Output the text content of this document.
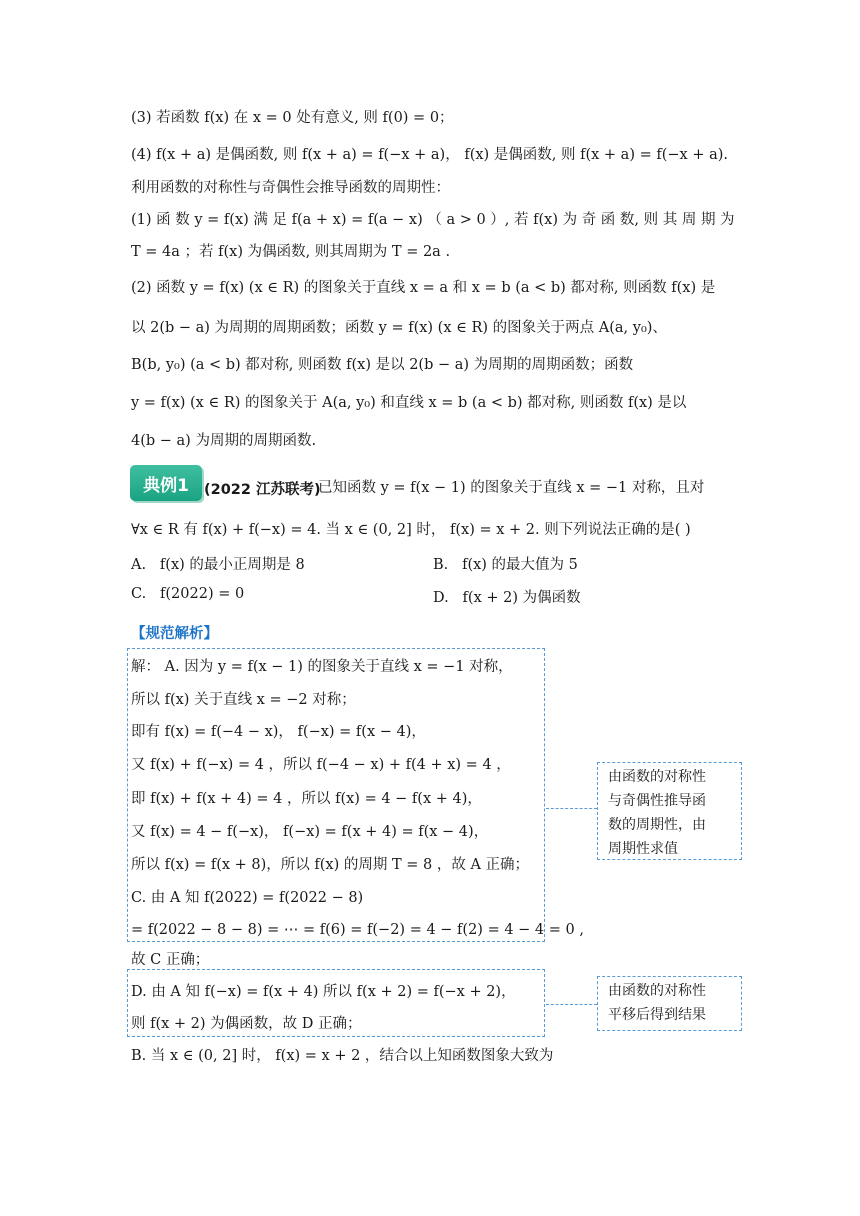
(3) 若函数 f(x) 在 x = 0 处有意义, 则 f(0) = 0；
(4) f(x + a) 是偶函数, 则 f(x + a) = f(−x + a)， f(x) 是偶函数, 则 f(x + a) = f(−x + a).
利用函数的对称性与奇偶性会推导函数的周期性：
(1) 函 数 y = f(x) 满 足 f(a + x) = f(a − x) （ a > 0 ）, 若 f(x) 为 奇 函 数, 则 其 周 期 为
T = 4a ；若 f(x) 为偶函数, 则其周期为 T = 2a .
(2) 函数 y = f(x) (x ∈ R) 的图象关于直线 x = a 和 x = b (a < b) 都对称, 则函数 f(x) 是
以 2(b − a) 为周期的周期函数；函数 y = f(x) (x ∈ R) 的图象关于两点 A(a, y₀)、
B(b, y₀) (a < b) 都对称, 则函数 f(x) 是以 2(b − a) 为周期的周期函数；函数
y = f(x) (x ∈ R) 的图象关于 A(a, y₀) 和直线 x = b (a < b) 都对称, 则函数 f(x) 是以
4(b − a) 为周期的周期函数.
典例1	(2022 江苏联考)
已知函数 y = f(x − 1) 的图象关于直线 x = −1 对称，且对
∀x ∈ R 有 f(x) + f(−x) = 4. 当 x ∈ (0, 2] 时， f(x) = x + 2. 则下列说法正确的是( )
A. f(x) 的最小正周期是 8	B. f(x) 的最大值为 5
C. f(2022) = 0	D. f(x + 2) 为偶函数
【规范解析】
解： A. 因为 y = f(x − 1) 的图象关于直线 x = −1 对称，
所以 f(x) 关于直线 x = −2 对称；
即有 f(x) = f(−4 − x)， f(−x) = f(x − 4)，
又 f(x) + f(−x) = 4 ，所以 f(−4 − x) + f(4 + x) = 4 ，
即 f(x) + f(x + 4) = 4 ，所以 f(x) = 4 − f(x + 4)，
又 f(x) = 4 − f(−x)， f(−x) = f(x + 4) = f(x − 4)，
所以 f(x) = f(x + 8)，所以 f(x) 的周期 T = 8 ，故 A 正确；
C. 由 A 知 f(2022) = f(2022 − 8)
= f(2022 − 8 − 8) = ⋯ = f(6) = f(−2) = 4 − f(2) = 4 − 4 = 0 ,
故 C 正确；
D. 由 A 知 f(−x) = f(x + 4) 所以 f(x + 2) = f(−x + 2)，
则 f(x + 2) 为偶函数，故 D 正确；
B. 当 x ∈ (0, 2] 时， f(x) = x + 2 ，结合以上知函数图象大致为
由函数的对称性
与奇偶性推导函
数的周期性，由
周期性求值
由函数的对称性
平移后得到结果
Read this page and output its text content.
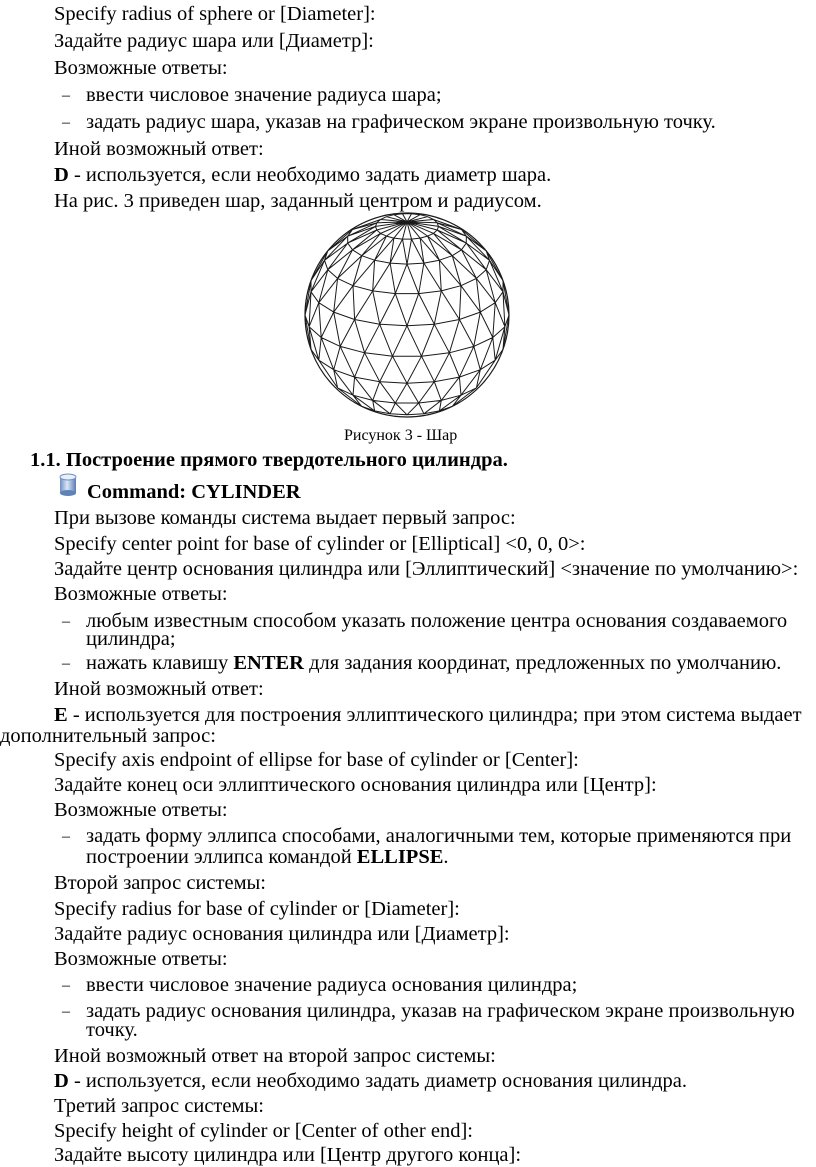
Specify radius of sphere or [Diameter]:

Задайте радиус шара или [Диаметр]:

Возможные ответы:

– ввести числовое значение радиуса шара;

– задать радиус шара, указав на графическом экране произвольную точку.

Иной возможный ответ:

D - используется, если необходимо задать диаметр шара.

На рис. 3 приведен шар, заданный центром и радиусом.

Рисунок 3 - Шар

1.1. Построение прямого твердотельного цилиндра.

Command: CYLINDER

При вызове команды система выдает первый запрос:

Specify center point for base of cylinder or [Elliptical] <0, 0, 0>:

Задайте центр основания цилиндра или [Эллиптический] <значение по умолчанию>:

Возможные ответы:

– любым известным способом указать положение центра основания создаваемого

цилиндра;

– нажать клавишу ENTER для задания координат, предложенных по умолчанию.

Иной возможный ответ:

E - используется для построения эллиптического цилиндра; при этом система выдает

дополнительный запрос:

Specify axis endpoint of ellipse for base of cylinder or [Center]:

Задайте конец оси эллиптического основания цилиндра или [Центр]:

Возможные ответы:

– задать форму эллипса способами, аналогичными тем, которые применяются при

построении эллипса командой ELLIPSE.

Второй запрос системы:

Specify radius for base of cylinder or [Diameter]:

Задайте радиус основания цилиндра или [Диаметр]:

Возможные ответы:

– ввести числовое значение радиуса основания цилиндра;

– задать радиус основания цилиндра, указав на графическом экране произвольную

точку.

Иной возможный ответ на второй запрос системы:

D - используется, если необходимо задать диаметр основания цилиндра.

Третий запрос системы:

Specify height of cylinder or [Center of other end]:

Задайте высоту цилиндра или [Центр другого конца]:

__The exercise__.
Show all lines in the entries above where the word "указав" appears.

__Written answer__.
– задать радиус шара, указав на графическом экране произвольную точку.
– задать радиус основания цилиндра, указав на графическом экране произвольную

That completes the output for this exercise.